# DIRECTIONS:
Output all the records word for word. Drop the pictures.
BEGIN GIVEN DATA
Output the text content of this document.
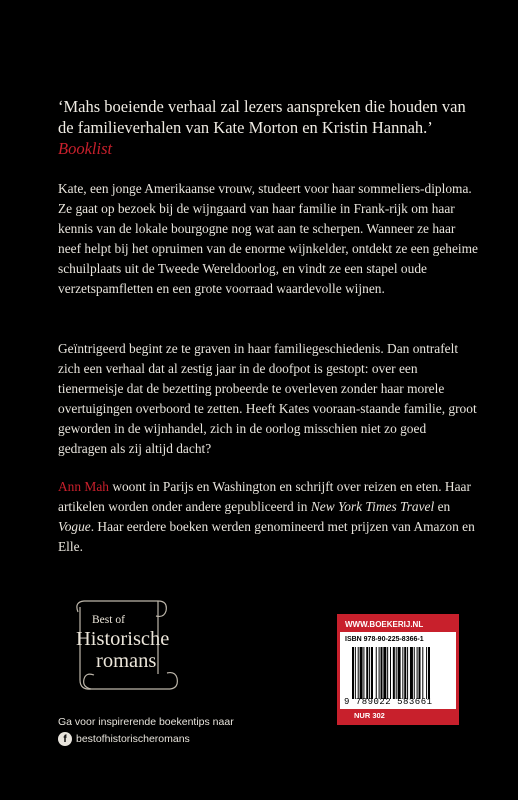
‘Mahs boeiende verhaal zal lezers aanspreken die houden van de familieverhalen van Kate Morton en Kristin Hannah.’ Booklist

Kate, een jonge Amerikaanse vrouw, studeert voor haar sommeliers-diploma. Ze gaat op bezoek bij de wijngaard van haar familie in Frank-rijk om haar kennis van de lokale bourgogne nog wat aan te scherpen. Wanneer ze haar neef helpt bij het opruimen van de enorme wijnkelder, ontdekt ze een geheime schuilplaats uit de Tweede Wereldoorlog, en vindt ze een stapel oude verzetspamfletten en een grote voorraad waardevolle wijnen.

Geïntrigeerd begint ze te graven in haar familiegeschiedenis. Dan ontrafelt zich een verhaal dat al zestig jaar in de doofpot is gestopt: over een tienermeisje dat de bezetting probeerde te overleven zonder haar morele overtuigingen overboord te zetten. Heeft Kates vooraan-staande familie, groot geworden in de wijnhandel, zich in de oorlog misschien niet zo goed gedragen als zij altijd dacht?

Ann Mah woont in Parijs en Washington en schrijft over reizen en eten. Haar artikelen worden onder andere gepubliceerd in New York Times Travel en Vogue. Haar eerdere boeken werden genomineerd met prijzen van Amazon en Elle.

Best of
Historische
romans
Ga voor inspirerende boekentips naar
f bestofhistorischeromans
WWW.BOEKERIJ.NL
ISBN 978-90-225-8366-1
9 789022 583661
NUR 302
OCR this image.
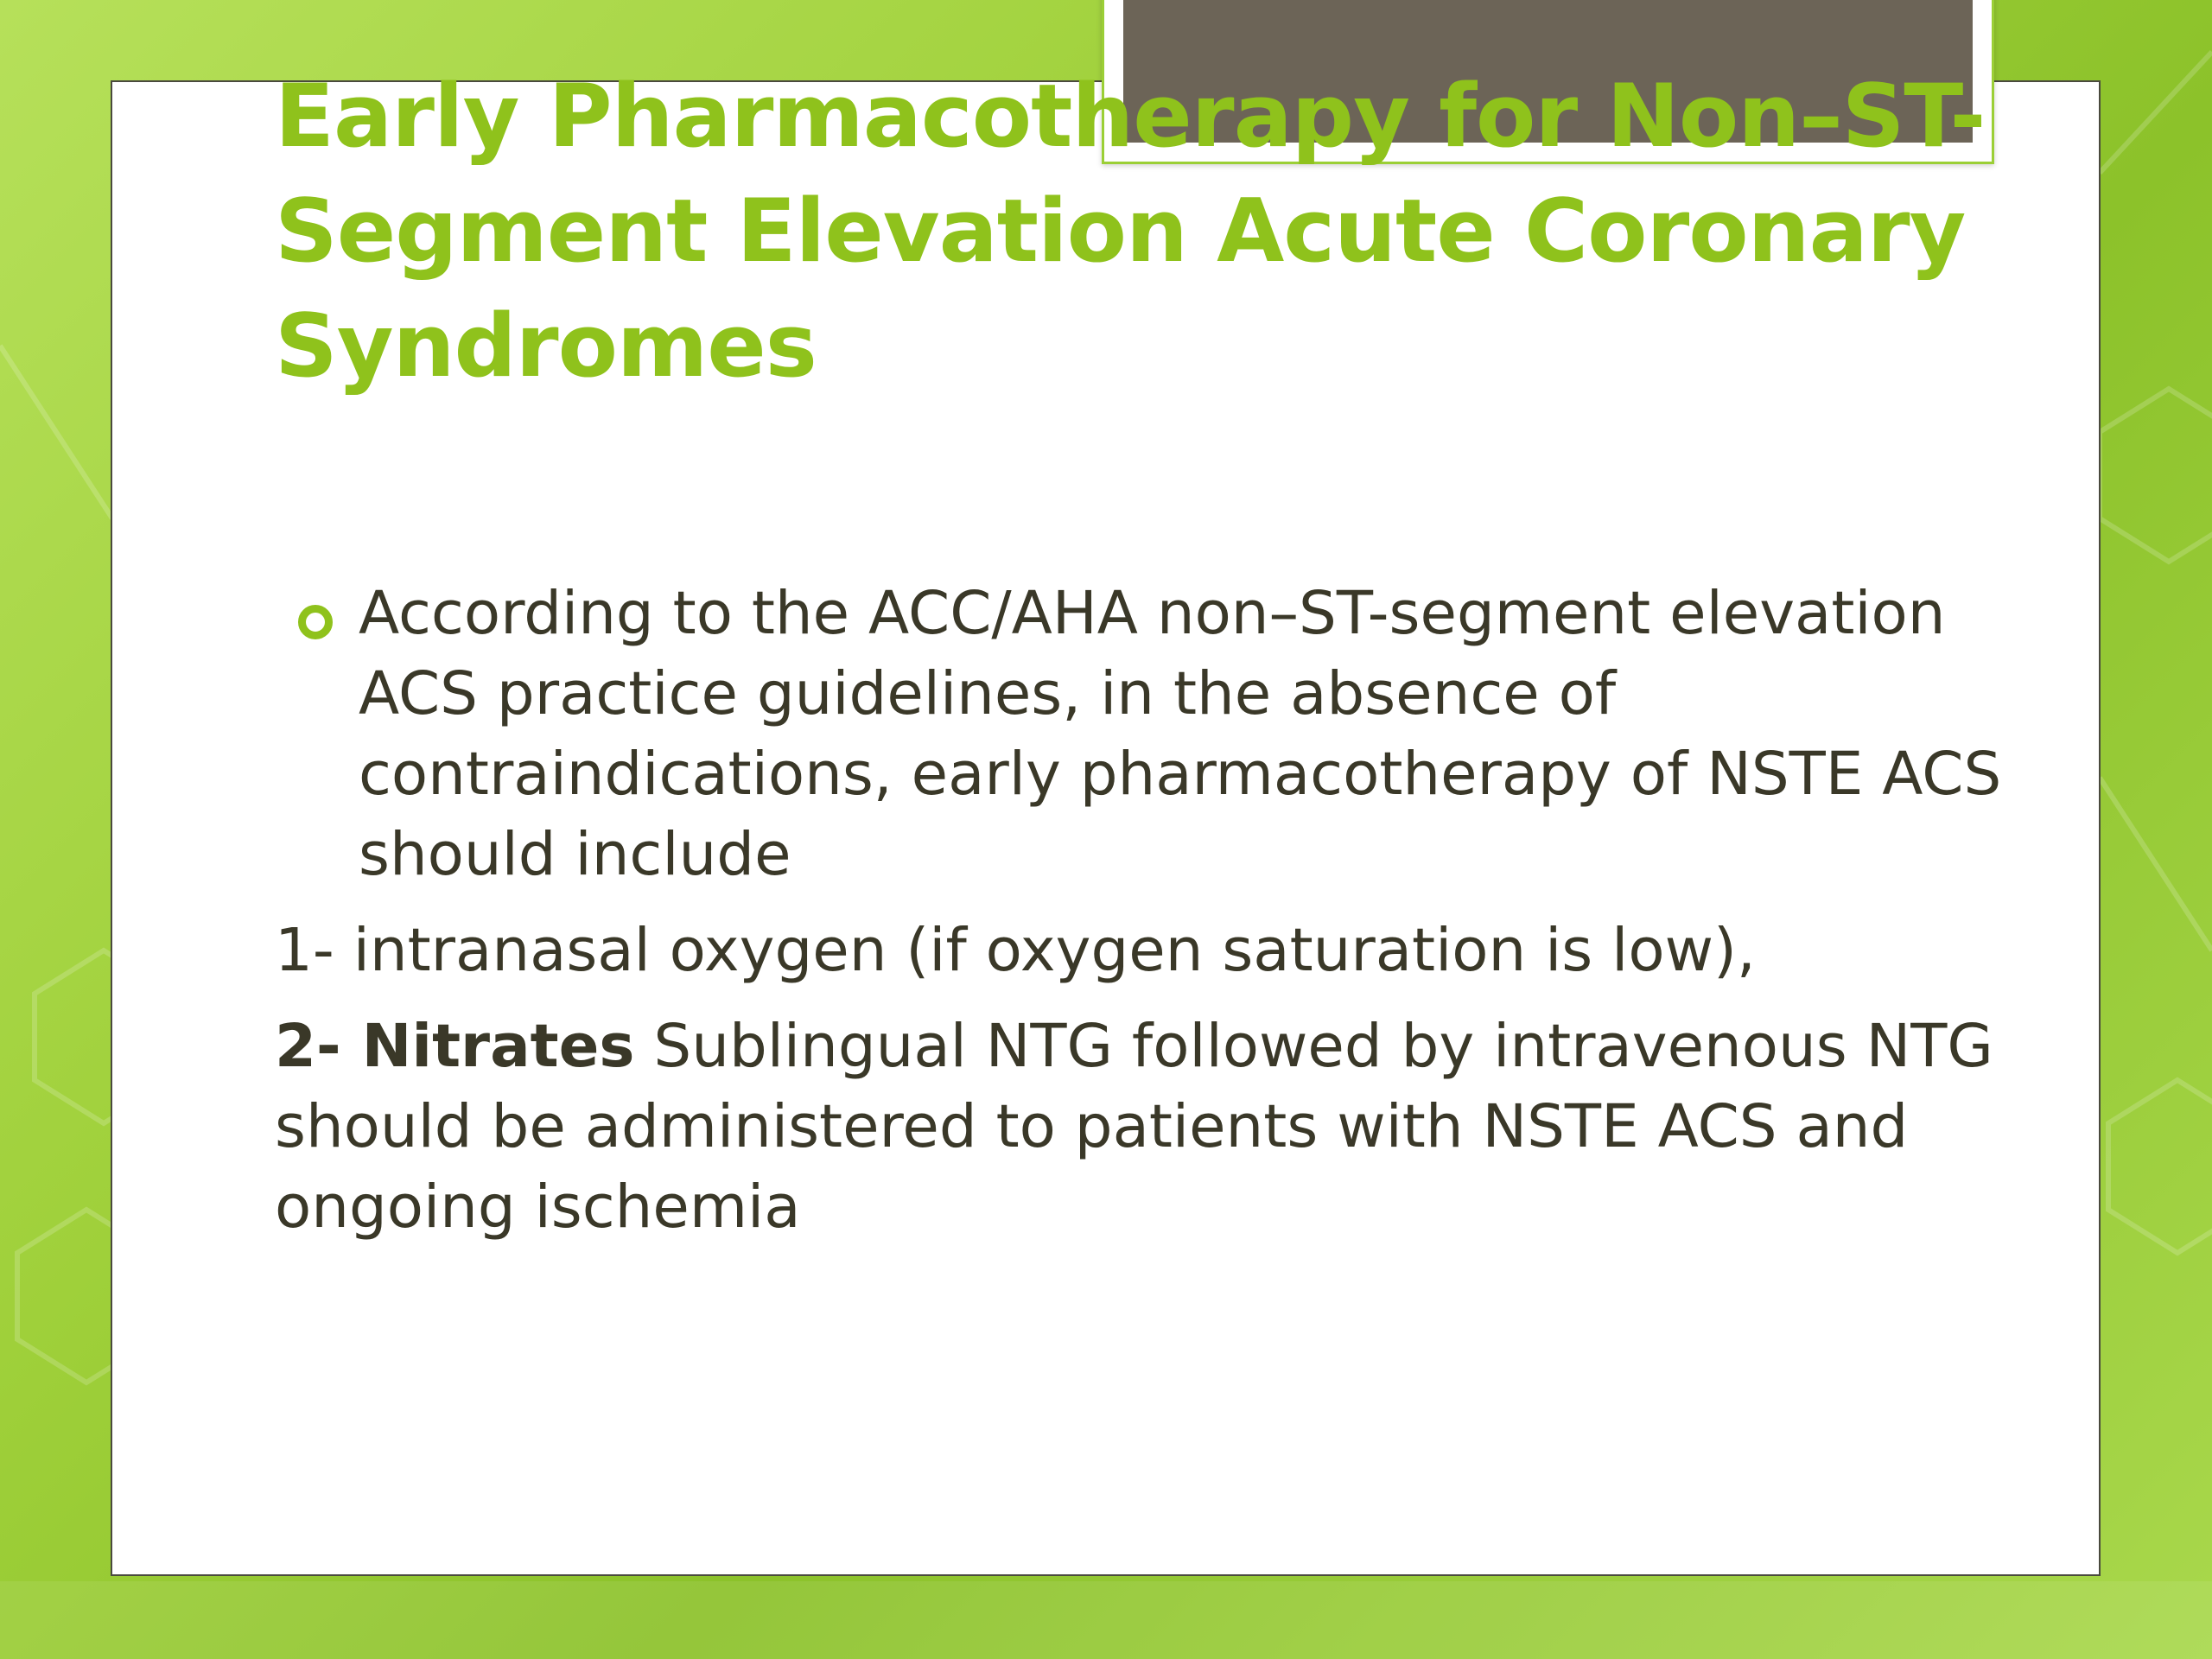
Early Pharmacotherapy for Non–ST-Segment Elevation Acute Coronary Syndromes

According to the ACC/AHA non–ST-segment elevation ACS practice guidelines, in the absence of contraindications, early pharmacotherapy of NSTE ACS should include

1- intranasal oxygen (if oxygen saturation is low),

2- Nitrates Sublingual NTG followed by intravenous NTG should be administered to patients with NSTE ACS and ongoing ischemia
END GIVEN DATA
# RESULT:
Output the text content of this document.
‘Mahs boeiende verhaal zal lezers aanspreken die houden van de familieverhalen van Kate Morton en Kristin Hannah.’ Booklist

Kate, een jonge Amerikaanse vrouw, studeert voor haar sommeliers-diploma. Ze gaat op bezoek bij de wijngaard van haar familie in Frank-rijk om haar kennis van de lokale bourgogne nog wat aan te scherpen. Wanneer ze haar neef helpt bij het opruimen van de enorme wijnkelder, ontdekt ze een geheime schuilplaats uit de Tweede Wereldoorlog, en vindt ze een stapel oude verzetspamfletten en een grote voorraad waardevolle wijnen.

Geïntrigeerd begint ze te graven in haar familiegeschiedenis. Dan ontrafelt zich een verhaal dat al zestig jaar in de doofpot is gestopt: over een tienermeisje dat de bezetting probeerde te overleven zonder haar morele overtuigingen overboord te zetten. Heeft Kates vooraan-staande familie, groot geworden in de wijnhandel, zich in de oorlog misschien niet zo goed gedragen als zij altijd dacht?

Ann Mah woont in Parijs en Washington en schrijft over reizen en eten. Haar artikelen worden onder andere gepubliceerd in New York Times Travel en Vogue. Haar eerdere boeken werden genomineerd met prijzen van Amazon en Elle.

Best of
Historische
romans
Ga voor inspirerende boekentips naar
f bestofhistorischeromans
WWW.BOEKERIJ.NL
ISBN 978-90-225-8366-1
9 789022 583661
NUR 302
OCR this image.
Early Pharmacotherapy for Non–ST-Segment Elevation Acute Coronary Syndromes

According to the ACC/AHA non–ST-segment elevation ACS practice guidelines, in the absence of contraindications, early pharmacotherapy of NSTE ACS should include

1- intranasal oxygen (if oxygen saturation is low),

2- Nitrates Sublingual NTG followed by intravenous NTG should be administered to patients with NSTE ACS and ongoing ischemia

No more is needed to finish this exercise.